[Start]

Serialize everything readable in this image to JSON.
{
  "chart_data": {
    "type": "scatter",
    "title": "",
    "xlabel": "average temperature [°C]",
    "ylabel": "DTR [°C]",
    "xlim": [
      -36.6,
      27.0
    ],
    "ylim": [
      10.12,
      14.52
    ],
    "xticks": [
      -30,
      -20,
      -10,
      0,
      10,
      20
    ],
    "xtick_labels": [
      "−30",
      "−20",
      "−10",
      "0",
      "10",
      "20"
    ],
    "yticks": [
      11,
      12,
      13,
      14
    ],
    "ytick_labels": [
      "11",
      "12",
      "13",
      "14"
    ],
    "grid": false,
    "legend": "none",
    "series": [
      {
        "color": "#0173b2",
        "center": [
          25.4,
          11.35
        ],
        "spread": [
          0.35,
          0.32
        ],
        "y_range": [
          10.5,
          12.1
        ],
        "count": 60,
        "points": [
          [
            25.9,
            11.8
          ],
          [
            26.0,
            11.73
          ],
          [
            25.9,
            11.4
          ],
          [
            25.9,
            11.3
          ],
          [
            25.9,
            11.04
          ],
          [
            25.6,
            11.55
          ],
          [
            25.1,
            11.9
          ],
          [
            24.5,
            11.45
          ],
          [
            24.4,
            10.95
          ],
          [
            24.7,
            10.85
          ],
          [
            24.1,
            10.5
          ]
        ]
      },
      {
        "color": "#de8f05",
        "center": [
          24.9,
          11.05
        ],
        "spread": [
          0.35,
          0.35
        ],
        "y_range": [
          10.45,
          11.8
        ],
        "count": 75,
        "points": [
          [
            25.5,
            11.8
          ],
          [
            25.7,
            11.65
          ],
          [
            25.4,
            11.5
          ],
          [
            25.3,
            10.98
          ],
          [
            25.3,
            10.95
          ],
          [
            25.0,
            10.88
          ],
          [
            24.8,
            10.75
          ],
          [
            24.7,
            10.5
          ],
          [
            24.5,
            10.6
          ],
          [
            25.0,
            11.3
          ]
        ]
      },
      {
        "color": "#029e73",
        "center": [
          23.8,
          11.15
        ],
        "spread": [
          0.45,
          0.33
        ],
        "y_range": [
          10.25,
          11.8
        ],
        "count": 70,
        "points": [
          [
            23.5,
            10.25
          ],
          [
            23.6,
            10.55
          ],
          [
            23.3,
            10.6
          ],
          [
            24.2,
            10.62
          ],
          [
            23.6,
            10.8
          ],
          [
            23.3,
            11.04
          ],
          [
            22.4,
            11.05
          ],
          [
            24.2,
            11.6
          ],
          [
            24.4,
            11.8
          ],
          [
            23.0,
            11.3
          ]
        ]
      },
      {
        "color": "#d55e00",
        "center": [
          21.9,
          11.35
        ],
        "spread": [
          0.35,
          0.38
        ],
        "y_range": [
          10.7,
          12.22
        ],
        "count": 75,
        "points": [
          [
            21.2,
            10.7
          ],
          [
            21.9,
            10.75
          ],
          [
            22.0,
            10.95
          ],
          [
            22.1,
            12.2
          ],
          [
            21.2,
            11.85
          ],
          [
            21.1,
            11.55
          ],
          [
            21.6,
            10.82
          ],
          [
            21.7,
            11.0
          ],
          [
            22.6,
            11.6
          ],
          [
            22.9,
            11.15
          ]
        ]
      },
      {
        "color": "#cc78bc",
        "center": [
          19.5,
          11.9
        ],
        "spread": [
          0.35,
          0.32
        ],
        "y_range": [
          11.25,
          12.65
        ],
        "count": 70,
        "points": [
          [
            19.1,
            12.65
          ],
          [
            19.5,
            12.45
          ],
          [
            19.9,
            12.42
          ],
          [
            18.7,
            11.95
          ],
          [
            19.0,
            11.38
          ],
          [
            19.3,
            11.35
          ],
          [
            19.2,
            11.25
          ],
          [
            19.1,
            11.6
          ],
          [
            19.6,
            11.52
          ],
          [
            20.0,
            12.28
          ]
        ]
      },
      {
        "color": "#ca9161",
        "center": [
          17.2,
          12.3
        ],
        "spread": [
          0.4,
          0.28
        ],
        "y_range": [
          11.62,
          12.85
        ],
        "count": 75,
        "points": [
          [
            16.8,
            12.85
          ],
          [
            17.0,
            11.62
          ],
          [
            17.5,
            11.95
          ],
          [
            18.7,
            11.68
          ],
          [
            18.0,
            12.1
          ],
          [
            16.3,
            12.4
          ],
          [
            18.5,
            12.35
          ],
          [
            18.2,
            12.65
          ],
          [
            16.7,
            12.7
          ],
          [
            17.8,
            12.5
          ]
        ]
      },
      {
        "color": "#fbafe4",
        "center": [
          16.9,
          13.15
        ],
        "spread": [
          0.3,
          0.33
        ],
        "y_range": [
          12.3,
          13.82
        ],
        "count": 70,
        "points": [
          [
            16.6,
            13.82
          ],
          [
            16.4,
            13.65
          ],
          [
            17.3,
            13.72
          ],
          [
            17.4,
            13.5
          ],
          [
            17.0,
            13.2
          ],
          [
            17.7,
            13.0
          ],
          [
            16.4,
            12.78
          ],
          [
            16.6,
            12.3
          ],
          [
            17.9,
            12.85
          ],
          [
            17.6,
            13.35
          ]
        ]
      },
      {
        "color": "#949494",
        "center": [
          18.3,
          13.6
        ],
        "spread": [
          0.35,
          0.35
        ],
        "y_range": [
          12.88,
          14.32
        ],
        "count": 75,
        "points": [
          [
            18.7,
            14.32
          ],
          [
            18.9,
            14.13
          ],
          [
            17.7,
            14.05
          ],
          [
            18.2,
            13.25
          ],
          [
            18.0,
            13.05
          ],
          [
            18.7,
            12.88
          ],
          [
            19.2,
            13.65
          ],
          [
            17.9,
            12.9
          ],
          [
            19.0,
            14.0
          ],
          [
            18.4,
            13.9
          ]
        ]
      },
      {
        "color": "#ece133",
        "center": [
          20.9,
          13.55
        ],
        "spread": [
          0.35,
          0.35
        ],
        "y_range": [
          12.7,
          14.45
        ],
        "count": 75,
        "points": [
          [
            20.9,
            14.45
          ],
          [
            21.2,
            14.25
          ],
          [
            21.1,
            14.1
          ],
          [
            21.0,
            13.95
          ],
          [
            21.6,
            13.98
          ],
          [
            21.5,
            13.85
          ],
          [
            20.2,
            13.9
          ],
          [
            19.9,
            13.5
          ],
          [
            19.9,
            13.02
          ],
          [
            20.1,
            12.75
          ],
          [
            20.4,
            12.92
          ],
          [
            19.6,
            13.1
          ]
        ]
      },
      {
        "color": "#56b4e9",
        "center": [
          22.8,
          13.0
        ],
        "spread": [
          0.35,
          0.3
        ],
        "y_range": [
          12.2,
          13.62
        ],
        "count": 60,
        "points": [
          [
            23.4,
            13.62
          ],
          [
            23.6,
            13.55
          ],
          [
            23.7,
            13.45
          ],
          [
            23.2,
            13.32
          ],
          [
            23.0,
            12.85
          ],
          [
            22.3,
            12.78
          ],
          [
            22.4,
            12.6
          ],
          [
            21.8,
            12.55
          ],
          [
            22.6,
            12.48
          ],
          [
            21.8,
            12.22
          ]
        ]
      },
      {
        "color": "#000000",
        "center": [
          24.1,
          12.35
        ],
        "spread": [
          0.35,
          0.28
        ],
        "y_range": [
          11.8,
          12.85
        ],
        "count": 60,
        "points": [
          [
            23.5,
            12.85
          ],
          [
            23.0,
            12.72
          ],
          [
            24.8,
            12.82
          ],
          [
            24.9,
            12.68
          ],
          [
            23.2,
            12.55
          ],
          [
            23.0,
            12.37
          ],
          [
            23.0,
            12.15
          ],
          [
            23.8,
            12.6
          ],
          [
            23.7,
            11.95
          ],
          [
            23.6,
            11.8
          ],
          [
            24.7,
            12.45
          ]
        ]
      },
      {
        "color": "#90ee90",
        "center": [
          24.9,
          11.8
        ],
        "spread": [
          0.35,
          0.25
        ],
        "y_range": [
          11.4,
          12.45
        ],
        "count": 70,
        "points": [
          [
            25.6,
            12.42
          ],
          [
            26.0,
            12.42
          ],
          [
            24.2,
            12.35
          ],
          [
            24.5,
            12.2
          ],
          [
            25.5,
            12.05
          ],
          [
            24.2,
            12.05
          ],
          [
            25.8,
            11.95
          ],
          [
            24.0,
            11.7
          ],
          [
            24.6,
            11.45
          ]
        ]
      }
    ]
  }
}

[End]

Show each line holding the word "color".

        "color": "#0173b2",
        "color": "#de8f05",
        "color": "#029e73",
        "color": "#d55e00",
        "color": "#cc78bc",
        "color": "#ca9161",
        "color": "#fbafe4",
        "color": "#949494",
        "color": "#ece133",
        "color": "#56b4e9",
        "color": "#000000",
        "color": "#90ee90",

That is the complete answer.